- **Aim**:
Identify the lines containing the word "Blond". Copy each one.

════════

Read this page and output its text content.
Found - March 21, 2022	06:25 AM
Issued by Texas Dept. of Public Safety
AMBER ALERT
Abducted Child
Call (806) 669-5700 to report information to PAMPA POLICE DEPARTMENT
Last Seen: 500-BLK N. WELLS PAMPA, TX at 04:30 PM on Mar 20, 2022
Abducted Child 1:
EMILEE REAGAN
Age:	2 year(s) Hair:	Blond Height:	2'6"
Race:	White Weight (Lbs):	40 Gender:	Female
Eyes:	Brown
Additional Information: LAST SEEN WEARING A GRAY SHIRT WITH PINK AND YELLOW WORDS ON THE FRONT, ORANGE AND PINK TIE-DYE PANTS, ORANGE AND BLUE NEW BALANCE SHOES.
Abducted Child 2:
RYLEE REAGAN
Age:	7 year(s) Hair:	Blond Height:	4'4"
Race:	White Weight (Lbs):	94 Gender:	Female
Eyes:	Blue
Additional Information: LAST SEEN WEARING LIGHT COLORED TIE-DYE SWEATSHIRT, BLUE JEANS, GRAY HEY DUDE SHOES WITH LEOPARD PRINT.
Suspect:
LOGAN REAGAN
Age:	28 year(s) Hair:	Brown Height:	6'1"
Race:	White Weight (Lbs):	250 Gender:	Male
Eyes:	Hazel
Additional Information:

════════

- **Reply to the task**:
Age:	2 year(s) Hair:	Blond Height:	2'6"
Age:	7 year(s) Hair:	Blond Height:	4'4"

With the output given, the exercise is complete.